* _WHAT THE TASK ASKS_:
Filter the data below for the string "port" and copy each matching line.

[Data records]
───
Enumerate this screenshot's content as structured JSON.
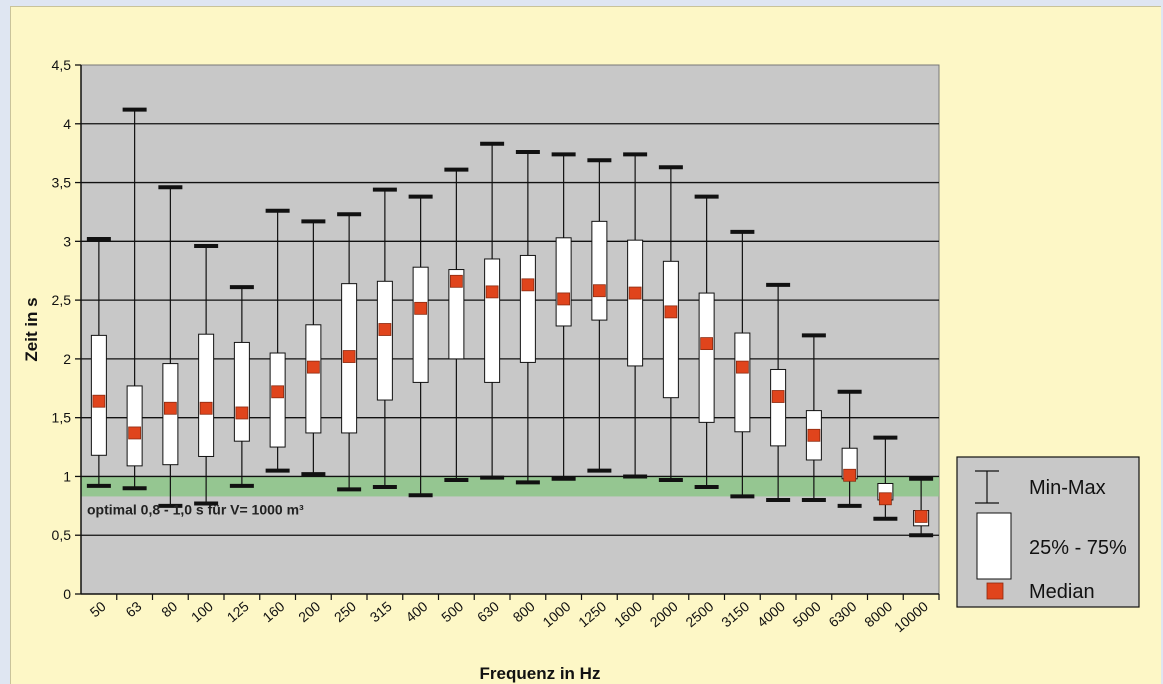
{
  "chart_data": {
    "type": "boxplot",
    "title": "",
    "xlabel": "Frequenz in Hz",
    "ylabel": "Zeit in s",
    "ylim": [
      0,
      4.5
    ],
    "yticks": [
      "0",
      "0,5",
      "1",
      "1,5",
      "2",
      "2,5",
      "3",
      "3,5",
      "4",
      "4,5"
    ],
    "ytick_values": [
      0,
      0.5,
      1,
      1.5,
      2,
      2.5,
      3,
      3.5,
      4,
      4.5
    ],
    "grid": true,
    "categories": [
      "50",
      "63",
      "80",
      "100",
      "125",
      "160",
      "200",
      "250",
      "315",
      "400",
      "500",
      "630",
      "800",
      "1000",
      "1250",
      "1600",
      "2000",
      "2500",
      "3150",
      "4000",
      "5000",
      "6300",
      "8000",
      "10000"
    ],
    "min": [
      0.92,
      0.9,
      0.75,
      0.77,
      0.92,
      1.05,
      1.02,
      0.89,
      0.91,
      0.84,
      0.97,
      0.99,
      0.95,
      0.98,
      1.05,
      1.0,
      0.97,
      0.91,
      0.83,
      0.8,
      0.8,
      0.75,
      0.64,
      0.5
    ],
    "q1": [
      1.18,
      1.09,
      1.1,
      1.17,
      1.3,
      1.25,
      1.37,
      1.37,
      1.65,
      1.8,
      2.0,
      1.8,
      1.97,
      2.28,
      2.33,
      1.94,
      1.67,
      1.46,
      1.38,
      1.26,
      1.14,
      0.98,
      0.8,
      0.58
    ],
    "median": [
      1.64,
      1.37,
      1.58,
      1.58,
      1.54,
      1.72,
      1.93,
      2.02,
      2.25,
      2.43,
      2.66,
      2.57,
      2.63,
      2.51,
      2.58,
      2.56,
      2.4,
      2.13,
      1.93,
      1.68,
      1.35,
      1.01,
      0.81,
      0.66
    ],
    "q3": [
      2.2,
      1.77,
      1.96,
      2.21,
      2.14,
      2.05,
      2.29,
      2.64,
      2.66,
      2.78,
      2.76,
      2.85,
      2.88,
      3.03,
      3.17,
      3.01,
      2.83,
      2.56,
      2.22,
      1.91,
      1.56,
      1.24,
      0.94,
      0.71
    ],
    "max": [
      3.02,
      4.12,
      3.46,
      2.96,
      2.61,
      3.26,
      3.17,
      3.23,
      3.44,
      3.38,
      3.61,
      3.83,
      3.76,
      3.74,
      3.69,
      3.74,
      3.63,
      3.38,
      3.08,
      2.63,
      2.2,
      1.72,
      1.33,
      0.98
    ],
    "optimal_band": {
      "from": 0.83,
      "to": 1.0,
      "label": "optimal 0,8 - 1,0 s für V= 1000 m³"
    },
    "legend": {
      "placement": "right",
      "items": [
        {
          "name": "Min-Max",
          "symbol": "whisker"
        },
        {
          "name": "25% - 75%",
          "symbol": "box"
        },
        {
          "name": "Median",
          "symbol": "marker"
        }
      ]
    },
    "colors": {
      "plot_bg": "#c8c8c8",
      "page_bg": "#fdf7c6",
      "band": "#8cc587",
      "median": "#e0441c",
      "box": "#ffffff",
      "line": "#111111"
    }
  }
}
───
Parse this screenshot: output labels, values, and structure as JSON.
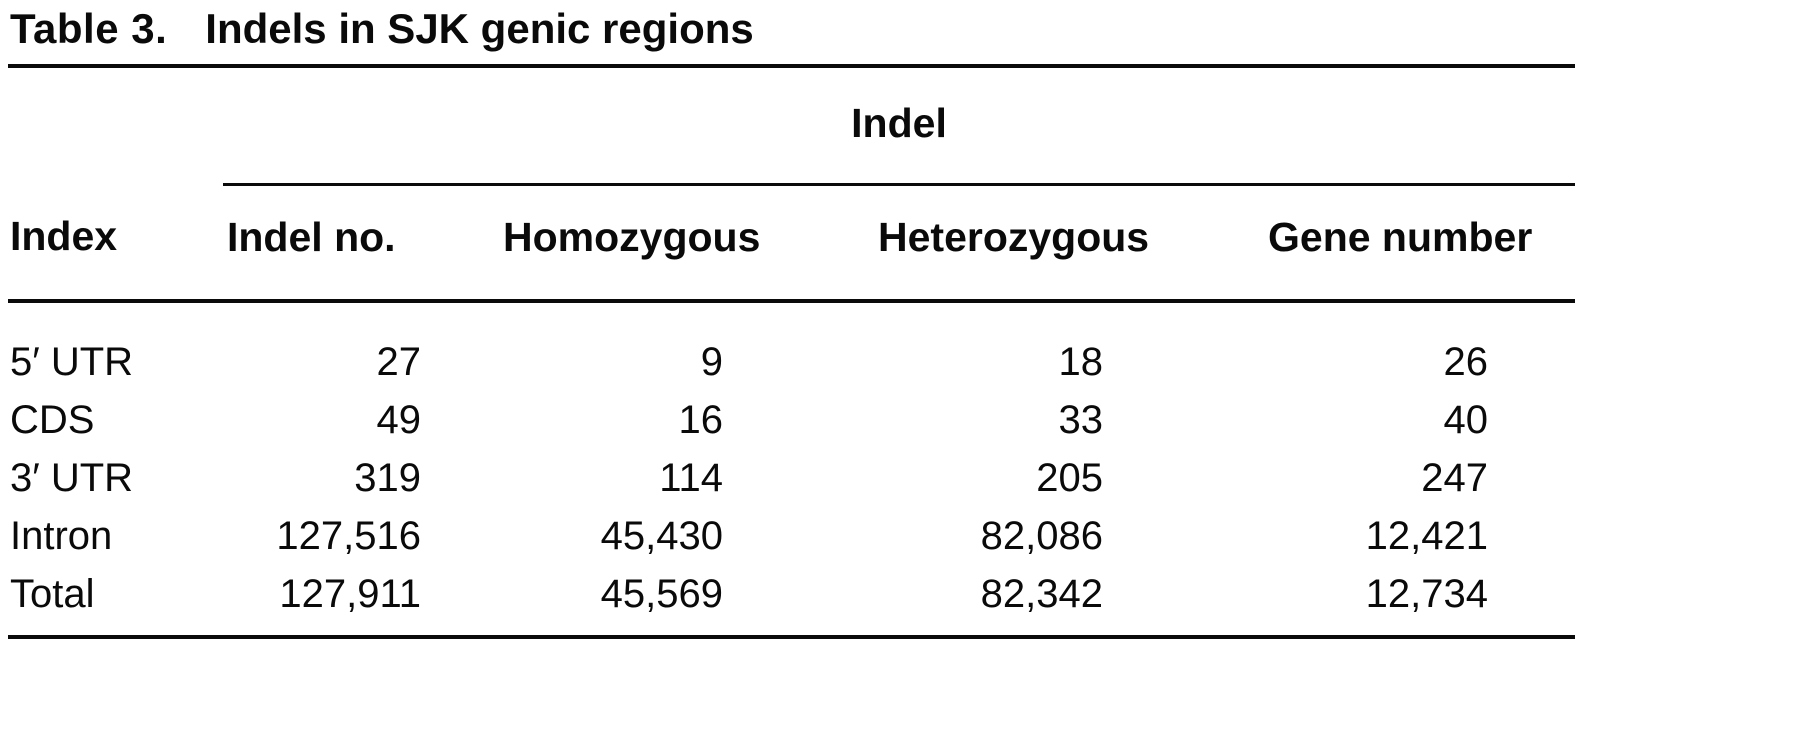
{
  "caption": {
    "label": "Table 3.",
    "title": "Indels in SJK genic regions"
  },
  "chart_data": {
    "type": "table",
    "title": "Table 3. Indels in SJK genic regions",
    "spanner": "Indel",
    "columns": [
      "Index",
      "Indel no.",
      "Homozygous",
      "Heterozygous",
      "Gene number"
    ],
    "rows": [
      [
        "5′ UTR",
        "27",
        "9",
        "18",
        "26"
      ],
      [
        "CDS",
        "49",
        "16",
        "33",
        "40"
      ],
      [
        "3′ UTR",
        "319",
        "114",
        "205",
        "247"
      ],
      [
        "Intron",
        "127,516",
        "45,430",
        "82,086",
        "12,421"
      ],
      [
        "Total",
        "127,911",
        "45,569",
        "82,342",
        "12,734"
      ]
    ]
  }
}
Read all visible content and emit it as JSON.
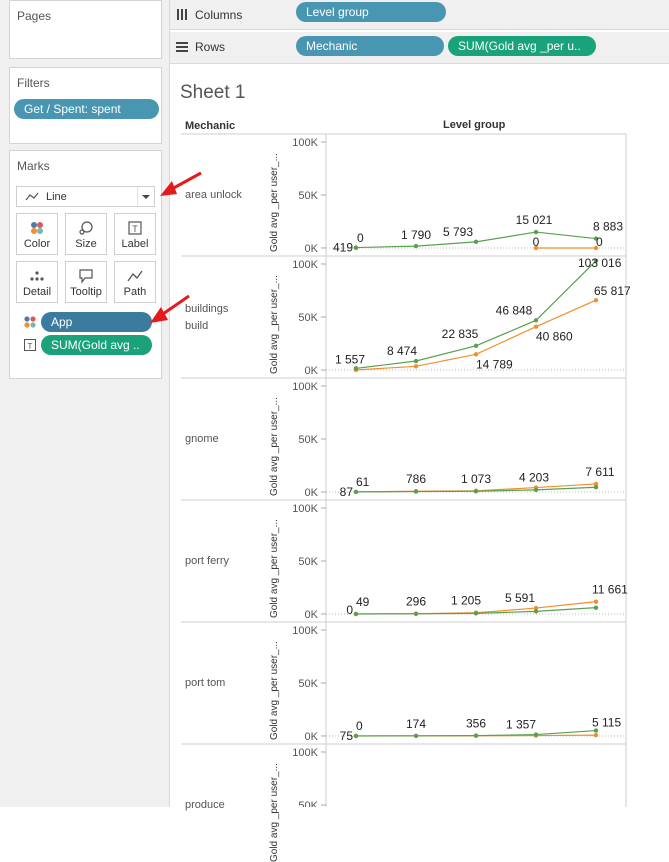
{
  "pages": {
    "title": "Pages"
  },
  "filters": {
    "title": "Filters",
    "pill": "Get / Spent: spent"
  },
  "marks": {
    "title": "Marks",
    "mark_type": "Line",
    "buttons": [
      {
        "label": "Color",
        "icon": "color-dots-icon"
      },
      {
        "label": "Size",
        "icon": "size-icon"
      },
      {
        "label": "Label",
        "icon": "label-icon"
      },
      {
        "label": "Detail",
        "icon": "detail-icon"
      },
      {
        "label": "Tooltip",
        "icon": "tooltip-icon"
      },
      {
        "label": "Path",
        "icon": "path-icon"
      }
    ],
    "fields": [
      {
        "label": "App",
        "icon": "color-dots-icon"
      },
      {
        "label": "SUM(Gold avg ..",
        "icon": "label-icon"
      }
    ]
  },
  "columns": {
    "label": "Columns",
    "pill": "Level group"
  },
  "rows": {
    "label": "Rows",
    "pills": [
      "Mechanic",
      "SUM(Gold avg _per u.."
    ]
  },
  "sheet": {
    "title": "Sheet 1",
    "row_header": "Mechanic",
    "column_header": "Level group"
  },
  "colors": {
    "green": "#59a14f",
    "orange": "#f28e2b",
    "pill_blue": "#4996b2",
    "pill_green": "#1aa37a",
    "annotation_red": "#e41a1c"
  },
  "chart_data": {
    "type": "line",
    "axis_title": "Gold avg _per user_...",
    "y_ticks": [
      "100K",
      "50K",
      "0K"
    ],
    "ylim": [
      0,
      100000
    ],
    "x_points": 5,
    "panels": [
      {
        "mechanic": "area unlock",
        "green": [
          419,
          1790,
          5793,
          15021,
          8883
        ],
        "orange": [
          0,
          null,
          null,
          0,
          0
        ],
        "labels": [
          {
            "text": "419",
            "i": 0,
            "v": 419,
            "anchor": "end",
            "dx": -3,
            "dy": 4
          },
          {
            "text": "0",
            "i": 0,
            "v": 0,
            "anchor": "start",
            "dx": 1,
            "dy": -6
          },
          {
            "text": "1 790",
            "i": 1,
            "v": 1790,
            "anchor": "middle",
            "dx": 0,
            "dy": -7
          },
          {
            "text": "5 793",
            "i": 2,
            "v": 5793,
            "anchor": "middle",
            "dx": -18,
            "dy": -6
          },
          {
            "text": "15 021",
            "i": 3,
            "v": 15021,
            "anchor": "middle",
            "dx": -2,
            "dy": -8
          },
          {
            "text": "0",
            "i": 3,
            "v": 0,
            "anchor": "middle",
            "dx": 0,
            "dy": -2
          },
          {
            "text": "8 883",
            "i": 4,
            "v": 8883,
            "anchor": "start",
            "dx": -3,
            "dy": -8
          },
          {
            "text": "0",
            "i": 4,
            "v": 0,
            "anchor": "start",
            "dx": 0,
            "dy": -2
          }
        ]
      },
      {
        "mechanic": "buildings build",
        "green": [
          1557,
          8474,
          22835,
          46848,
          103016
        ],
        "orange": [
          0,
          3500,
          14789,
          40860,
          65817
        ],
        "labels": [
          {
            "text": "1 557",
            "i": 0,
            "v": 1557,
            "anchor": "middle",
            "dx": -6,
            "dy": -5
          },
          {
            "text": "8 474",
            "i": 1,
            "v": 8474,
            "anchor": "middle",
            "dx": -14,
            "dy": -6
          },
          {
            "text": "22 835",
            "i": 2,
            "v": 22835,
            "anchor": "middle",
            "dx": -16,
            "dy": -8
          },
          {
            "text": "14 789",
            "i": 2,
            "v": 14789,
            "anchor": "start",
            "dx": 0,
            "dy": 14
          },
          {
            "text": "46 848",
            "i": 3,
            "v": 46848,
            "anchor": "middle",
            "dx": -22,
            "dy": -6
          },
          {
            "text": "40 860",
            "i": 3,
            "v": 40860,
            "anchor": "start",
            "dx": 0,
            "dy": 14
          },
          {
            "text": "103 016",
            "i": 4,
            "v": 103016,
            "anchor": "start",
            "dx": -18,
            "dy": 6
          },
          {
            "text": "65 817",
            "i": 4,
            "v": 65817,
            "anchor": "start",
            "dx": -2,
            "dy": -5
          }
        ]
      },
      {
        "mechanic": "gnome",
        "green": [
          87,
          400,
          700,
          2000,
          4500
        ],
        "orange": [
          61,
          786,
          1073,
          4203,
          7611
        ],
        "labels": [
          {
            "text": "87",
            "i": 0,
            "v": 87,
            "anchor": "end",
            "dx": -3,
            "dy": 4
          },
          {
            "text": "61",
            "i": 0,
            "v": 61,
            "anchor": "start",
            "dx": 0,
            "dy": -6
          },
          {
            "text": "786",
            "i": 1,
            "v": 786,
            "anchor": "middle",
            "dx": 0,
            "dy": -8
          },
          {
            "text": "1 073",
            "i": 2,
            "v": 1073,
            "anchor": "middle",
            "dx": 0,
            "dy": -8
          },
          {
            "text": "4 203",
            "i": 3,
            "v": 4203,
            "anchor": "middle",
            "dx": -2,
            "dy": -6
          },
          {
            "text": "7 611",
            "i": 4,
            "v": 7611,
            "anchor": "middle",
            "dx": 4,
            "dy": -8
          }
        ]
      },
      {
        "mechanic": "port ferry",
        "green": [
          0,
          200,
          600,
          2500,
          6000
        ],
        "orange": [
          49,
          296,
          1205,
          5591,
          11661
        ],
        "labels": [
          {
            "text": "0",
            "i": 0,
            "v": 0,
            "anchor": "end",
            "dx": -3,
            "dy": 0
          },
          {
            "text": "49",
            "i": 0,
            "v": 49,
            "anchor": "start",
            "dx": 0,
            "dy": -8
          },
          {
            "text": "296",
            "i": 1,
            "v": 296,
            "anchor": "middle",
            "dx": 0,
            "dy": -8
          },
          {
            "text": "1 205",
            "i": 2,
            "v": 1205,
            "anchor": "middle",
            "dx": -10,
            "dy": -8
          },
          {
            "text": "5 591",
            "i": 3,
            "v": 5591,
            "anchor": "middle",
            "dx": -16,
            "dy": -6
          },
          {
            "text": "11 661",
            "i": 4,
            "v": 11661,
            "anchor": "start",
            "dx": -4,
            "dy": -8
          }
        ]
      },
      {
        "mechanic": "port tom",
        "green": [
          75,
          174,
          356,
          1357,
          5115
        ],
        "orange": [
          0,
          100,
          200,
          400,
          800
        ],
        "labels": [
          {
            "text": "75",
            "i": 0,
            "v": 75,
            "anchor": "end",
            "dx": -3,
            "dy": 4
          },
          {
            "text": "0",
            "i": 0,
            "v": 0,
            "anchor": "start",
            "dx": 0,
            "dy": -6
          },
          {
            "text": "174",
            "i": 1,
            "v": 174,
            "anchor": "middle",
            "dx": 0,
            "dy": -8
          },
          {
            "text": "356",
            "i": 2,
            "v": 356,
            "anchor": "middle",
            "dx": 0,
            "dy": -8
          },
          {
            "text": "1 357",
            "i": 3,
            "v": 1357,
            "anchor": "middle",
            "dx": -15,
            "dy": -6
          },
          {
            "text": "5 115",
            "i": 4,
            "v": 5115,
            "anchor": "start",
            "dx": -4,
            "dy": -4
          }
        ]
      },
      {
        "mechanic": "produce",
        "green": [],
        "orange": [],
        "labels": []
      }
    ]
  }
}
───
* _RESULT OF THIS EXERCISE_:
        "mechanic": "port ferry",
        "mechanic": "port tom",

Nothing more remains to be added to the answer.